>> Begin AVAILABLE DATA

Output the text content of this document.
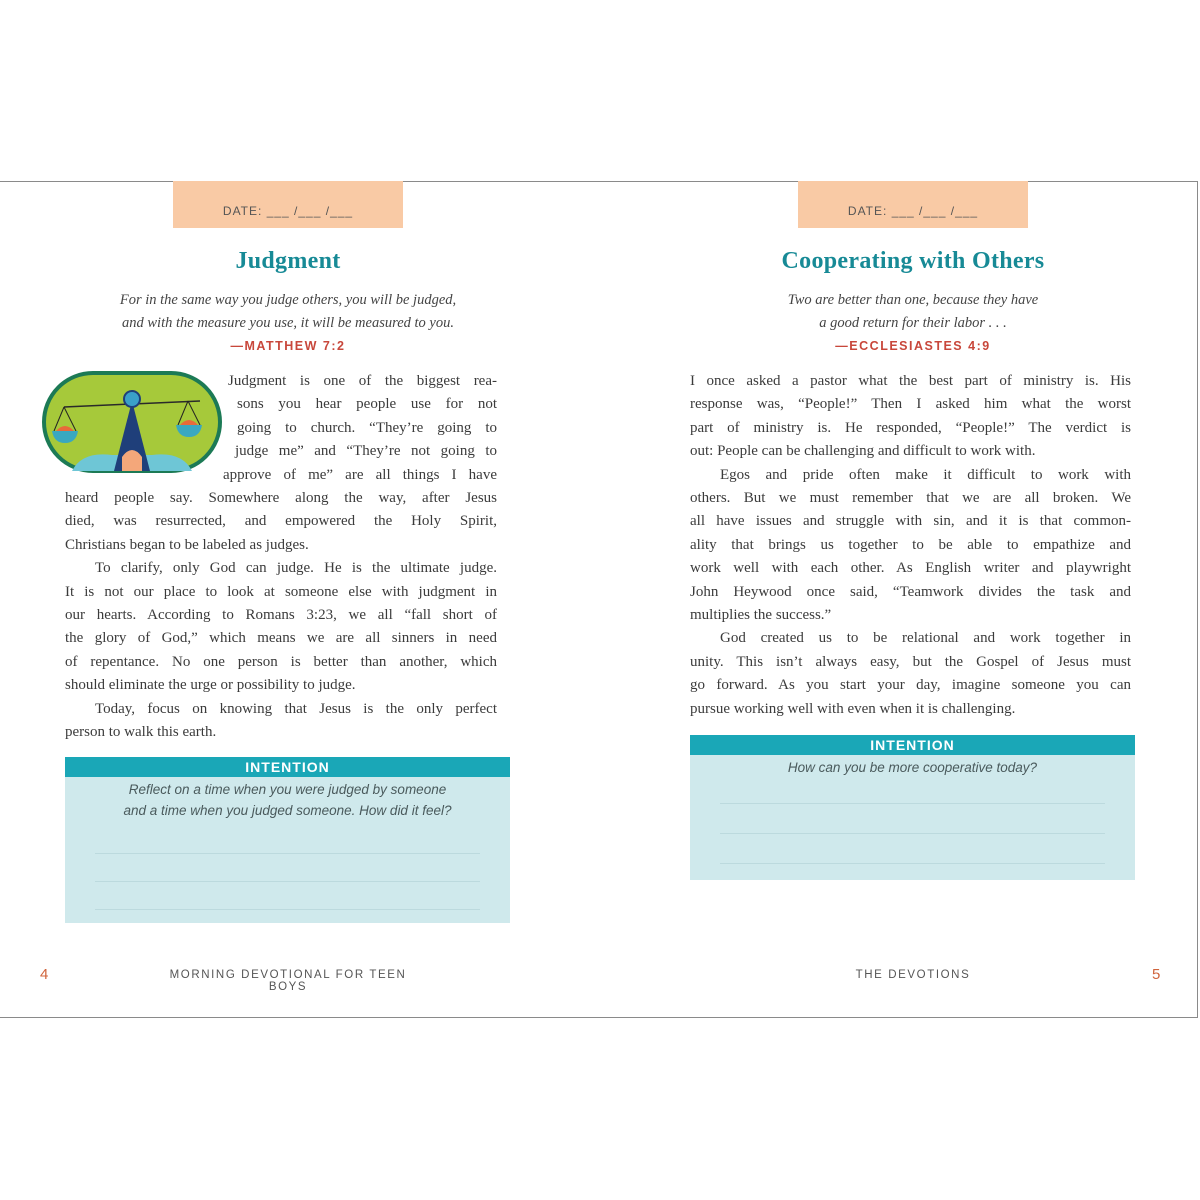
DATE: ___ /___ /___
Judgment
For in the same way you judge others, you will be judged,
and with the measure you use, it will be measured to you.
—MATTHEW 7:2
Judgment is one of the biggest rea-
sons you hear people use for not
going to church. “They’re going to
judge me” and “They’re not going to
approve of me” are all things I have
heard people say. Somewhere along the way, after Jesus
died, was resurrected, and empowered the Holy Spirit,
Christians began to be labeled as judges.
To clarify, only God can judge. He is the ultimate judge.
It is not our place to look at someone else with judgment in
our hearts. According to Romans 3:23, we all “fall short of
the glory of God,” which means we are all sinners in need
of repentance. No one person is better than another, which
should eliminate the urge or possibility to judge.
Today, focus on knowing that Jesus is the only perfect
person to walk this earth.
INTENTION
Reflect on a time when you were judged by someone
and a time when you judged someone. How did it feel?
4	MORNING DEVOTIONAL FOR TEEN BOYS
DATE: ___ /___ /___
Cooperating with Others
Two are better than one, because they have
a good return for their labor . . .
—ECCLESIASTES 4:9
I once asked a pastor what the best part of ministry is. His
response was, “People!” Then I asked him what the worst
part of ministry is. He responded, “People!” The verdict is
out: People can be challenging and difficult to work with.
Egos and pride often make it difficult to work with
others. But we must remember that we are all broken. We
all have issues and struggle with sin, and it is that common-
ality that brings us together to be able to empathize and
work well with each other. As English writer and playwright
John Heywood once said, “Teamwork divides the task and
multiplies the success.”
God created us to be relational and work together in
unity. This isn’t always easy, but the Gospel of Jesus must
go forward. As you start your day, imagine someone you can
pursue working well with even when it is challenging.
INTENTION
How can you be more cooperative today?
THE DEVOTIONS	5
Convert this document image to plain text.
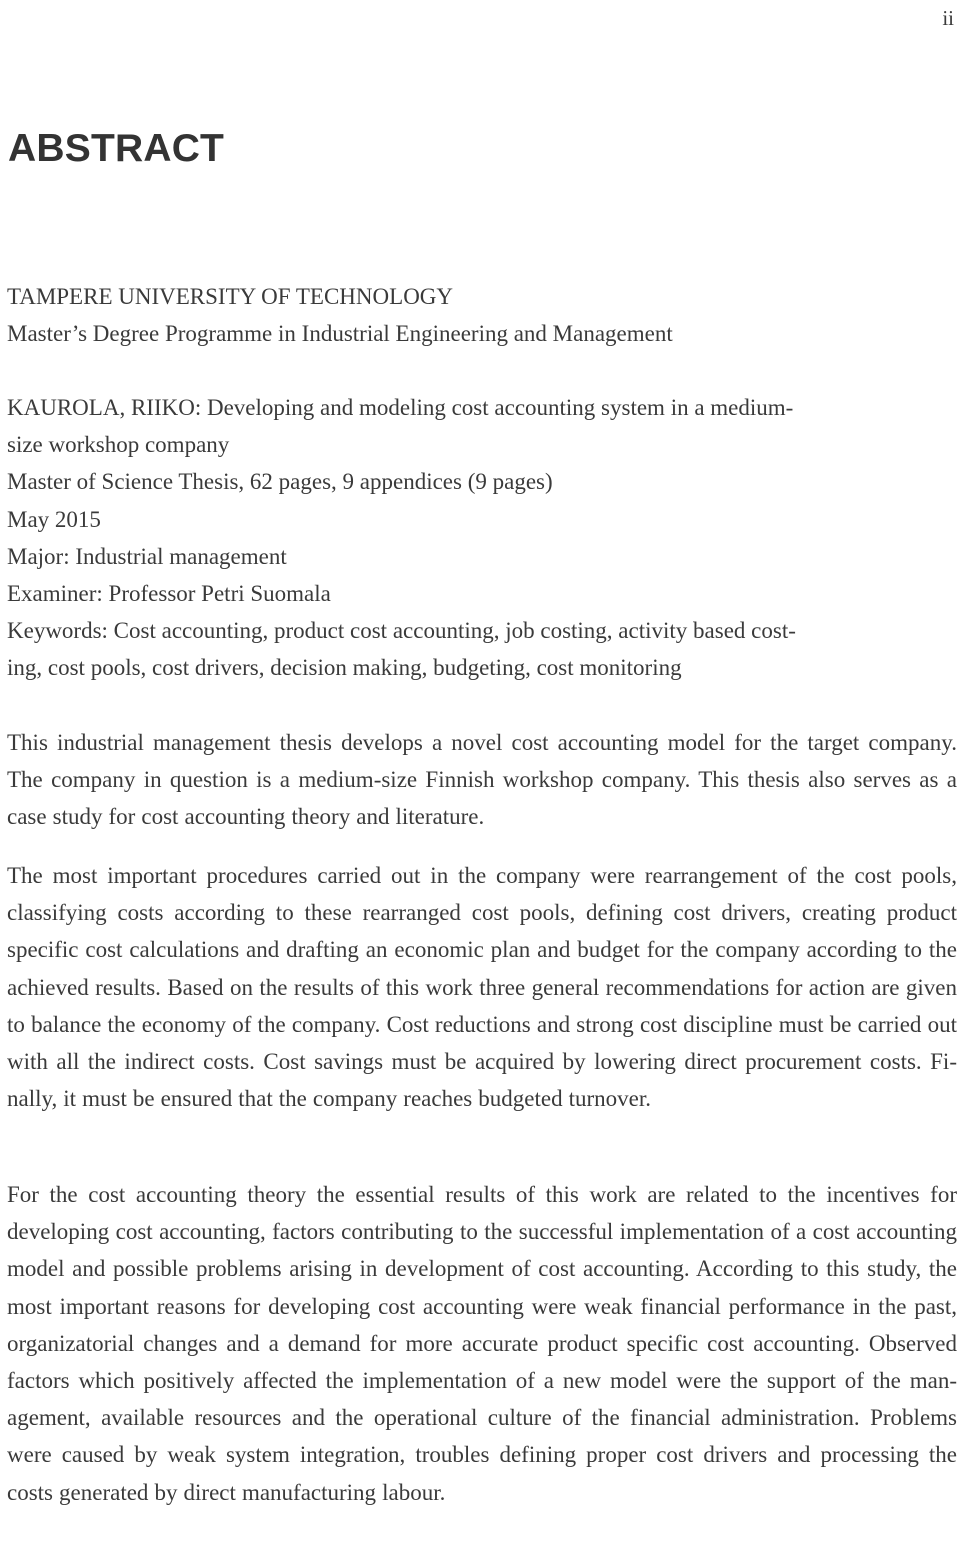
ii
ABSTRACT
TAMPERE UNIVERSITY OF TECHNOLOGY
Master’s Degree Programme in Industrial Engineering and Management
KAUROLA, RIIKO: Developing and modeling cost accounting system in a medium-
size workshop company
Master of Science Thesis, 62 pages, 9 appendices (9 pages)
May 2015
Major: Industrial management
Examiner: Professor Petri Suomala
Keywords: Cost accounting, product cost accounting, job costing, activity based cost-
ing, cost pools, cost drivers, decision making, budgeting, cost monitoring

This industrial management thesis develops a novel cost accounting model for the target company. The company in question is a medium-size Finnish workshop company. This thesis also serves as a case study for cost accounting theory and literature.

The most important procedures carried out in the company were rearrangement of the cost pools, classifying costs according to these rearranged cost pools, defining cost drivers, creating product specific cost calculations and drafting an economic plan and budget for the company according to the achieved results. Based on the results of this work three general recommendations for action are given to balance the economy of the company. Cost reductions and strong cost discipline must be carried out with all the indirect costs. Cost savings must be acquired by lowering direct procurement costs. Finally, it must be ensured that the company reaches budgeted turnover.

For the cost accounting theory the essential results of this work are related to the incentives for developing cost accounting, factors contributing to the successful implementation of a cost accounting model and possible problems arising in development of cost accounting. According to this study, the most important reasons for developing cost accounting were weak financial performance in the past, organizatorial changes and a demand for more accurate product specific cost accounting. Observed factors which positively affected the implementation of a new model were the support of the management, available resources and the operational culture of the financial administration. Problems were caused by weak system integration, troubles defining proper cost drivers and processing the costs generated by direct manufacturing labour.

>> End AVAILABLE DATA

== WHAT THIS TASK INVOLVES ==
Using the material above, copy every line in which the string "Jesus" occurs.

== ANSWER IN FULL ==
heard people say. Somewhere along the way, after Jesus
Today, focus on knowing that Jesus is the only perfect
unity. This isn’t always easy, but the Gospel of Jesus must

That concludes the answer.